(Records that describe figures)
──────────

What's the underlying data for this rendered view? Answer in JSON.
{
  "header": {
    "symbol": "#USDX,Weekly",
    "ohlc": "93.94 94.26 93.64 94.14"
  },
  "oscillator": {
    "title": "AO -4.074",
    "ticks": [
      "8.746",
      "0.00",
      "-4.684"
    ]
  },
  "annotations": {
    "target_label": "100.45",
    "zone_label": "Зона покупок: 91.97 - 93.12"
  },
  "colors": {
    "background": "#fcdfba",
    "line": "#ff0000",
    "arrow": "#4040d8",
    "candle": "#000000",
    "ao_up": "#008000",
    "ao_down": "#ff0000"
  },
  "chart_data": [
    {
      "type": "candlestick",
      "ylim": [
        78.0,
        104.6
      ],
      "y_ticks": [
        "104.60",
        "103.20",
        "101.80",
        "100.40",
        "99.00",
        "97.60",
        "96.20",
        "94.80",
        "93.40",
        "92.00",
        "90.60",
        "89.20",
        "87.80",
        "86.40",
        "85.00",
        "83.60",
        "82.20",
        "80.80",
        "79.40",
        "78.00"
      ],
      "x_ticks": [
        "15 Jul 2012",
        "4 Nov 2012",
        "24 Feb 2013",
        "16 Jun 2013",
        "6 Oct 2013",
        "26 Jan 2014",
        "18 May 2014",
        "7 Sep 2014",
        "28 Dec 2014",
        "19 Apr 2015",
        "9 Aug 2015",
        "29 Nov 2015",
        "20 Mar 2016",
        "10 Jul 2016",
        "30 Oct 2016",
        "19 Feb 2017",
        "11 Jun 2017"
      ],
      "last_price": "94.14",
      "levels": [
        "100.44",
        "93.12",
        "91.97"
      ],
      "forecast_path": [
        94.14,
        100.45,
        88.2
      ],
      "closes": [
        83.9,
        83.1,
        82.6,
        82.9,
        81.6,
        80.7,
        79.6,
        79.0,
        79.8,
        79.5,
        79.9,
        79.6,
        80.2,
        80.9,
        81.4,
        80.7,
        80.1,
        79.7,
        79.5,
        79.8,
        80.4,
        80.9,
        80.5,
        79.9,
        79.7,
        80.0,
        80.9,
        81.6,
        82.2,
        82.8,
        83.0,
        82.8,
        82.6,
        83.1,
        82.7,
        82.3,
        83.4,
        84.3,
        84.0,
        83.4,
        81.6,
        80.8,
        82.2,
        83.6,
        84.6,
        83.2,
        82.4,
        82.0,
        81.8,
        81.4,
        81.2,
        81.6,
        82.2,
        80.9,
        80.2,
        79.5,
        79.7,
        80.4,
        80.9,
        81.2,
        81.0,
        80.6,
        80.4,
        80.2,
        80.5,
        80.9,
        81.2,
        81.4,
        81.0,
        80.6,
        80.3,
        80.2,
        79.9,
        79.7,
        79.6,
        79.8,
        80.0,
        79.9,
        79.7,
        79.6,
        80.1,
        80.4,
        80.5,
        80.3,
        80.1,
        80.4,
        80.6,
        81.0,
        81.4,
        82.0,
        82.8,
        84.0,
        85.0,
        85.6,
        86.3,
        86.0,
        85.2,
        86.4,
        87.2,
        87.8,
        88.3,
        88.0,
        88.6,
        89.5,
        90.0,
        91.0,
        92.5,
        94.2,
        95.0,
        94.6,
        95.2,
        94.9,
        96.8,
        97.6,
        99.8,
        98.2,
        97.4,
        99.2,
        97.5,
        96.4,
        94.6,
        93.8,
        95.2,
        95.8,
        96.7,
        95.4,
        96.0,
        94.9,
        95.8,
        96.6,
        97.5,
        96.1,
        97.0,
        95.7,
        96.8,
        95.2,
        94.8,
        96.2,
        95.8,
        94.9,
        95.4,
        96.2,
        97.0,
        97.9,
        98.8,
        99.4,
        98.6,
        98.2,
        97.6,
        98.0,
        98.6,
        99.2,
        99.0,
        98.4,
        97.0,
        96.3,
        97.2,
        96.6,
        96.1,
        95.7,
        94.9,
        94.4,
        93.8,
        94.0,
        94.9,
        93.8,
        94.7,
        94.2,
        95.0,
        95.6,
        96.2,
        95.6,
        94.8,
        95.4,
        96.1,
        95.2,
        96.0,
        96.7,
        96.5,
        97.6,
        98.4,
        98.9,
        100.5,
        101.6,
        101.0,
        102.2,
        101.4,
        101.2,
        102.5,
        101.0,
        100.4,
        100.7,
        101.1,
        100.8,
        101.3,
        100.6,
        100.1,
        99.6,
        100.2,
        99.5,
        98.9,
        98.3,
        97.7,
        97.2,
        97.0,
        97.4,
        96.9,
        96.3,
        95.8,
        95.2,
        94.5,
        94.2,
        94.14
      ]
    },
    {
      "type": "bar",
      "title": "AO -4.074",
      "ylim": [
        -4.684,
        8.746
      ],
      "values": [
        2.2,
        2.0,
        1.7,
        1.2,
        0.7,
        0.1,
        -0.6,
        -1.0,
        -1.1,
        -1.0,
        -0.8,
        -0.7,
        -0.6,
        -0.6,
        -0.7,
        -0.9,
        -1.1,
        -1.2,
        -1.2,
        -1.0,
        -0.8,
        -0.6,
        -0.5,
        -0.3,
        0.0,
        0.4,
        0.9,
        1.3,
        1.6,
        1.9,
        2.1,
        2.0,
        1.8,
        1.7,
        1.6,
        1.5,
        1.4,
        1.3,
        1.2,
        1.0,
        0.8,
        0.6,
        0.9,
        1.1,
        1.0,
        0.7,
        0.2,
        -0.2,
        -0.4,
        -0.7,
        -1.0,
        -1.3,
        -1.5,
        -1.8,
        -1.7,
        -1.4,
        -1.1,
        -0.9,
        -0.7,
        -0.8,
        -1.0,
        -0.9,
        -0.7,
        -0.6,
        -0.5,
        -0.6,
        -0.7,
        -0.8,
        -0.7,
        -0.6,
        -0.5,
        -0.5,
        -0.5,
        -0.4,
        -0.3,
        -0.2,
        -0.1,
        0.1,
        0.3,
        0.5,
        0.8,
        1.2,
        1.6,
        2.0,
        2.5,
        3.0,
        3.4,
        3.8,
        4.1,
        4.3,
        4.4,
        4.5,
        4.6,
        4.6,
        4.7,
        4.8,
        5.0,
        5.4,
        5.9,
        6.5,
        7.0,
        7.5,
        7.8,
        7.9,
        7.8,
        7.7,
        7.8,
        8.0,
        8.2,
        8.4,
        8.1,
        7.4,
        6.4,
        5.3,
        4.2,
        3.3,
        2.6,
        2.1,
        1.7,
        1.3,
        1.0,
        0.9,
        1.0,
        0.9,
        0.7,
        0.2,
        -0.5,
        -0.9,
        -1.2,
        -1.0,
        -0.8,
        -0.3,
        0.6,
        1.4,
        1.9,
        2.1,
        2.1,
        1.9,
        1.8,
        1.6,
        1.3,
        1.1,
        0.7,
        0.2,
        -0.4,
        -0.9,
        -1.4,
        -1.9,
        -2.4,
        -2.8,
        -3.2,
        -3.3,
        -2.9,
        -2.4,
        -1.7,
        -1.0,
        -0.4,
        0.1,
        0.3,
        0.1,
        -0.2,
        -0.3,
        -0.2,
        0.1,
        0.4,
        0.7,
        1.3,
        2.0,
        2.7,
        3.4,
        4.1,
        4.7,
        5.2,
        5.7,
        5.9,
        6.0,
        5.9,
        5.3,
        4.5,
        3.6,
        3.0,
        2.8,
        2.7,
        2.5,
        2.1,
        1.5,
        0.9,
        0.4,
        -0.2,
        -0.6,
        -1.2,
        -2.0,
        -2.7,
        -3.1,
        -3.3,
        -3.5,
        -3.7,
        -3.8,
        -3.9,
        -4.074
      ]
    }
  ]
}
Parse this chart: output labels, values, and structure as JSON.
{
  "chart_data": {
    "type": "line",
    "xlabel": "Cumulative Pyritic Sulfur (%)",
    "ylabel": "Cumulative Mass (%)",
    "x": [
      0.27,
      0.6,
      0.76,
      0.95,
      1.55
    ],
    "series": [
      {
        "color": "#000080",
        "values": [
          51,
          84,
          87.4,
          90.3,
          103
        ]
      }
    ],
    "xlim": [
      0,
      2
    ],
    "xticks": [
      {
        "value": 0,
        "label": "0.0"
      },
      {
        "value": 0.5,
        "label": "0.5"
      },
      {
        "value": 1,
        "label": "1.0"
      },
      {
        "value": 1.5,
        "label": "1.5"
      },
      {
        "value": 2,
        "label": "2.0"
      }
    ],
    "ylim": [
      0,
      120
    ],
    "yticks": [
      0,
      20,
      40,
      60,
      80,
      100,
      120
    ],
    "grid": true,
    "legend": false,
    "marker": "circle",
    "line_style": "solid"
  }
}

──────────

* [EXERCISE OBJECTIVE]
Copy, from the material, each line that holds the string "values".

* [CORRECT RESULT]
      "values": [
Parse this chart: output labels, values, and structure as JSON.
        "values": [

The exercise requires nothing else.